- _Supplied information_:
╔══

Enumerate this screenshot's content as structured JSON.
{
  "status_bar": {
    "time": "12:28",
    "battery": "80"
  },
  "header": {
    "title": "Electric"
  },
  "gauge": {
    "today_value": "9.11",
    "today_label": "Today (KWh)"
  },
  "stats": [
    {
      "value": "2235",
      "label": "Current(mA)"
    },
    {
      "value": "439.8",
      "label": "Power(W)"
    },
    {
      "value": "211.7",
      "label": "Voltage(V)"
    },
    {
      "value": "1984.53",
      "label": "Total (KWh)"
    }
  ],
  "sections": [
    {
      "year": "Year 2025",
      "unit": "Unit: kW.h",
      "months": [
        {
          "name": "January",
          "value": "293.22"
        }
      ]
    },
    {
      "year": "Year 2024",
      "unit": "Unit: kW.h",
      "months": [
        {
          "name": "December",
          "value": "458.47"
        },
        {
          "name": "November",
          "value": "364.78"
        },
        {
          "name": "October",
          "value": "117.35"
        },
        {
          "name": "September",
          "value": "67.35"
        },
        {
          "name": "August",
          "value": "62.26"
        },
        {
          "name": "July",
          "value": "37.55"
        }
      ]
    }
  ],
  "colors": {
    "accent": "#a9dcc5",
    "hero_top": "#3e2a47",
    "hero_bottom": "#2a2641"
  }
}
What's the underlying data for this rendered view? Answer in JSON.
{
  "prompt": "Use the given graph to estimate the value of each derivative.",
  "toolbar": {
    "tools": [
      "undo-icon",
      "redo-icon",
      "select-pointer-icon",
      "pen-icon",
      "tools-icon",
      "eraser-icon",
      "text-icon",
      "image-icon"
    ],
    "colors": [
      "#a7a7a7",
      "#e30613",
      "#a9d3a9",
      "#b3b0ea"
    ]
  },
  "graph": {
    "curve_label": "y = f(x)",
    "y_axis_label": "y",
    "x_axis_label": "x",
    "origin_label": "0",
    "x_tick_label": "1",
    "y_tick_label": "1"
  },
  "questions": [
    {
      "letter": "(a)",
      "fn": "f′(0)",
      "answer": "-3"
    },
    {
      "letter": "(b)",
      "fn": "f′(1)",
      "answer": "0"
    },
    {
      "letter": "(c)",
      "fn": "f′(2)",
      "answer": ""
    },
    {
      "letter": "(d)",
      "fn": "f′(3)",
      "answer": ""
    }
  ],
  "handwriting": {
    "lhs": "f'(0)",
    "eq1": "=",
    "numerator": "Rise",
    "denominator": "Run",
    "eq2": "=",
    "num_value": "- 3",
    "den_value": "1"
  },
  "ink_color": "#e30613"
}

╚══

- _Aim of the task_: Which lines of the material contain the string "this"? List each of them.

- _Right answer_:
Enumerate this screenshot's content as structured JSON.
What's the underlying data for this rendered view? Answer in JSON.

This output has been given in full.